## Exercise aim
Pull out every line with the word "first" from the entries below.

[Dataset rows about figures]
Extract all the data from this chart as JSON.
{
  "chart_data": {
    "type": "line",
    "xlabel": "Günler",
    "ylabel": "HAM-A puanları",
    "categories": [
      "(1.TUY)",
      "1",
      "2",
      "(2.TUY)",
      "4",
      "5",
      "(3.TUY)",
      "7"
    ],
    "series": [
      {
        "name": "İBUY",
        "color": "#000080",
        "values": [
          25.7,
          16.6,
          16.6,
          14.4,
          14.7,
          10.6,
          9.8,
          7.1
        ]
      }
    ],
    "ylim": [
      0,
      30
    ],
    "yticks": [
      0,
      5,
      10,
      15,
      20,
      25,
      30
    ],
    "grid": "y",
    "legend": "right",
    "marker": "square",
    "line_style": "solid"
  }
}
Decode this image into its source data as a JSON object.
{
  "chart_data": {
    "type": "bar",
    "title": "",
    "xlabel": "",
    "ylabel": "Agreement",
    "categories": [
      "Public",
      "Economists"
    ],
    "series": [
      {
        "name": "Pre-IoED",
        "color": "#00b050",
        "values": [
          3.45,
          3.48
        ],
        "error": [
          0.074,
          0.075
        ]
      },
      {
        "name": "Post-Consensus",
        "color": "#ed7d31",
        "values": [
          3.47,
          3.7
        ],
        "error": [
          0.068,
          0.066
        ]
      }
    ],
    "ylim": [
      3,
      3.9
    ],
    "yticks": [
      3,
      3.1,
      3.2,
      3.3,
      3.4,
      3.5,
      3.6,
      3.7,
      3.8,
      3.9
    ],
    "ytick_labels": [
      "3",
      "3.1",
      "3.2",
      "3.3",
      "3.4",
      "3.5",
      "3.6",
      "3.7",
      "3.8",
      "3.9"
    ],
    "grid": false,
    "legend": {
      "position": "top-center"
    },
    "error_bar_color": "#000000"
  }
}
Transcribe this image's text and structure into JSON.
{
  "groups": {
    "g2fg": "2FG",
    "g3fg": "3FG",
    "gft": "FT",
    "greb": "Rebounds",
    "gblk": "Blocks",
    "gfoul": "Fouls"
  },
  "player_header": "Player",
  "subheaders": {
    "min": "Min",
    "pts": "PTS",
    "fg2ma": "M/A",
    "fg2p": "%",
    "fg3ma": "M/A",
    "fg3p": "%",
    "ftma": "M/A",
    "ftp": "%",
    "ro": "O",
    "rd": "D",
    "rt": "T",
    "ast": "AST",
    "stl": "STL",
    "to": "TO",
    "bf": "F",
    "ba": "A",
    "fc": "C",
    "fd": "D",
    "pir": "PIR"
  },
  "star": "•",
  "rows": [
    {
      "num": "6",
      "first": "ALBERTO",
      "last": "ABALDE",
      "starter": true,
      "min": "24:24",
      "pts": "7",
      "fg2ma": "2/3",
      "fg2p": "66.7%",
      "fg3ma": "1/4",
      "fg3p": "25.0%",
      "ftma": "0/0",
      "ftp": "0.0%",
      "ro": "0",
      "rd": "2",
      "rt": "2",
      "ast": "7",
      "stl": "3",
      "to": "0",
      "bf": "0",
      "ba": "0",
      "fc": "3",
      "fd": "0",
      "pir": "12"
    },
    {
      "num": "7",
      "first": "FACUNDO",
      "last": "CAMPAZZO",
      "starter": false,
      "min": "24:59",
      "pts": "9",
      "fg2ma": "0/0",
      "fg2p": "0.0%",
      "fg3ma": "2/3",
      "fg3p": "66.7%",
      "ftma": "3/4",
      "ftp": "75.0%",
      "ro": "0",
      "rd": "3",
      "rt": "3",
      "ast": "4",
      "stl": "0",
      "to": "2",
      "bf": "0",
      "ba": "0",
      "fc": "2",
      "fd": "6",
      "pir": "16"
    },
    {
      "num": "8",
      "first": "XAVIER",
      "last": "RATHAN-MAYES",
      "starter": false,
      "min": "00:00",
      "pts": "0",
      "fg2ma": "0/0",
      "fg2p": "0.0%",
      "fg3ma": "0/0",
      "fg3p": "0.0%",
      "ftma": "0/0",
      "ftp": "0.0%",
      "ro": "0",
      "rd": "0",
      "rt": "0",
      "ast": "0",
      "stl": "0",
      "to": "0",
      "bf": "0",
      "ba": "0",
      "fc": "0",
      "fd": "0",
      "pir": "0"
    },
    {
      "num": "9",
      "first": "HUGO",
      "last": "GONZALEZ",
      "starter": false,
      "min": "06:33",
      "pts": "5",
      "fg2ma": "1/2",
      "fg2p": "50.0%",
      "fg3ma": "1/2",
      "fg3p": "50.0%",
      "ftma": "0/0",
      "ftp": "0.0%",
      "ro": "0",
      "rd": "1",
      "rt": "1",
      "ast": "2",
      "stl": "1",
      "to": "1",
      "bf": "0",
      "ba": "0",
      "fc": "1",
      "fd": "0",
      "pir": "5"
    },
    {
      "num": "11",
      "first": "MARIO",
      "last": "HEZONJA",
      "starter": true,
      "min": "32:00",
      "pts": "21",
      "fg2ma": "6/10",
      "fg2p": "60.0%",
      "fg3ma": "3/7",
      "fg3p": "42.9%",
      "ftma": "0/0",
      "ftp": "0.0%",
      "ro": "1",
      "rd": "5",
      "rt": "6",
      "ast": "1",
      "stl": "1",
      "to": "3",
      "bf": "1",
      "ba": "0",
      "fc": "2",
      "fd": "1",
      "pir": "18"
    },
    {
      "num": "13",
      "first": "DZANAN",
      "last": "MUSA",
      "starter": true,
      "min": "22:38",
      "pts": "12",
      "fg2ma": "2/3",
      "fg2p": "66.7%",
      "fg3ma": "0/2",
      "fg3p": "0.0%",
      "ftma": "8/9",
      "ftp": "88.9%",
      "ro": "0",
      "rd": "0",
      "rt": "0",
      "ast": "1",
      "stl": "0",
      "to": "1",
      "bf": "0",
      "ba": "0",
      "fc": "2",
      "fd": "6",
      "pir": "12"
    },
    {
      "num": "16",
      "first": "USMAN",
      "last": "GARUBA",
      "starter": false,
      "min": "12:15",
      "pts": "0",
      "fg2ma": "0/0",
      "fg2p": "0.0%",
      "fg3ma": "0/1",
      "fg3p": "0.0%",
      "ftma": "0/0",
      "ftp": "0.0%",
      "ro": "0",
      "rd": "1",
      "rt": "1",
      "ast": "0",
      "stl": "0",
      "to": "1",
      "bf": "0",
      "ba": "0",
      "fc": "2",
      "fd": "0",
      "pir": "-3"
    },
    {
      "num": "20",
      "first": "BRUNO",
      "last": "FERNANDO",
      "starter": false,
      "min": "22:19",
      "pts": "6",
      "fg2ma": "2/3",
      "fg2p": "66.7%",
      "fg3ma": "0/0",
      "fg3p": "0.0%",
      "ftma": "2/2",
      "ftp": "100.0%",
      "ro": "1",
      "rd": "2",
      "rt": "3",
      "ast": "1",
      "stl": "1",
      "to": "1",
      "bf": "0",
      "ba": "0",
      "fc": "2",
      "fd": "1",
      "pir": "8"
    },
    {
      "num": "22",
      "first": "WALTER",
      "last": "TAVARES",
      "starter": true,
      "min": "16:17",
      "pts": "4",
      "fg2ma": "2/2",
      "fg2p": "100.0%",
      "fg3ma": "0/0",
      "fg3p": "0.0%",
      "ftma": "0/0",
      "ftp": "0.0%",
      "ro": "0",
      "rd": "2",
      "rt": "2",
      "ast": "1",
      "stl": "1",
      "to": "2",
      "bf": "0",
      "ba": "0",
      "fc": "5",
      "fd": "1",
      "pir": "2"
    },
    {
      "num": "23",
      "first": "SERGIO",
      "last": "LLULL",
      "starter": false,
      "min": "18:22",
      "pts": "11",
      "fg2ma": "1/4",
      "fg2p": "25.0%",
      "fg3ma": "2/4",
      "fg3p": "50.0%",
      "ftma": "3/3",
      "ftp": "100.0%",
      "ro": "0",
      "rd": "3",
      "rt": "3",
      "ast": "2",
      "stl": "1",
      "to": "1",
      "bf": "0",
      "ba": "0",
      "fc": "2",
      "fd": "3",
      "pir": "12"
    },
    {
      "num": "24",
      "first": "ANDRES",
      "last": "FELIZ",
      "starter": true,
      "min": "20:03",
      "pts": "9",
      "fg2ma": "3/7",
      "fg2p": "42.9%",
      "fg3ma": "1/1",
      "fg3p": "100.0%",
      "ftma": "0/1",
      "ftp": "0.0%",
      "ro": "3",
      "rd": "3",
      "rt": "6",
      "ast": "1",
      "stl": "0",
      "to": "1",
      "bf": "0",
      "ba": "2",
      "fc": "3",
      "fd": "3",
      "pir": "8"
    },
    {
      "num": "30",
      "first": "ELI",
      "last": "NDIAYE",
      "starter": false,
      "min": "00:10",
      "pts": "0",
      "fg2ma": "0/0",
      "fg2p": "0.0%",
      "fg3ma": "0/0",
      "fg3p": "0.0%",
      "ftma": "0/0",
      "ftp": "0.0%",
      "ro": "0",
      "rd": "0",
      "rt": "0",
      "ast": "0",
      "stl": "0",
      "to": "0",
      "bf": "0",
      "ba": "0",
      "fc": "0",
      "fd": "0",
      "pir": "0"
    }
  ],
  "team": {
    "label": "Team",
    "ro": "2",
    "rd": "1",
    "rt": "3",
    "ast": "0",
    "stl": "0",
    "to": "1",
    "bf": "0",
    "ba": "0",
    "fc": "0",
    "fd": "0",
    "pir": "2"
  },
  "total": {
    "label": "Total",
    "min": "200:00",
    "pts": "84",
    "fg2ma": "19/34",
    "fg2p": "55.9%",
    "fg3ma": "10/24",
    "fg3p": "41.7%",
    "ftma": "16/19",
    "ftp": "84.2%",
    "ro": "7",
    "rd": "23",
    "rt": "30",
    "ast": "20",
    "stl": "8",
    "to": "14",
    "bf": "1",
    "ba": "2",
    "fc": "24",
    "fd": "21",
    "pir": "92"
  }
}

## Expected answer
      "first": "ALBERTO",
      "first": "FACUNDO",
      "first": "XAVIER",
      "first": "HUGO",
      "first": "MARIO",
      "first": "DZANAN",
      "first": "USMAN",
      "first": "BRUNO",
      "first": "WALTER",
      "first": "SERGIO",
      "first": "ANDRES",
      "first": "ELI",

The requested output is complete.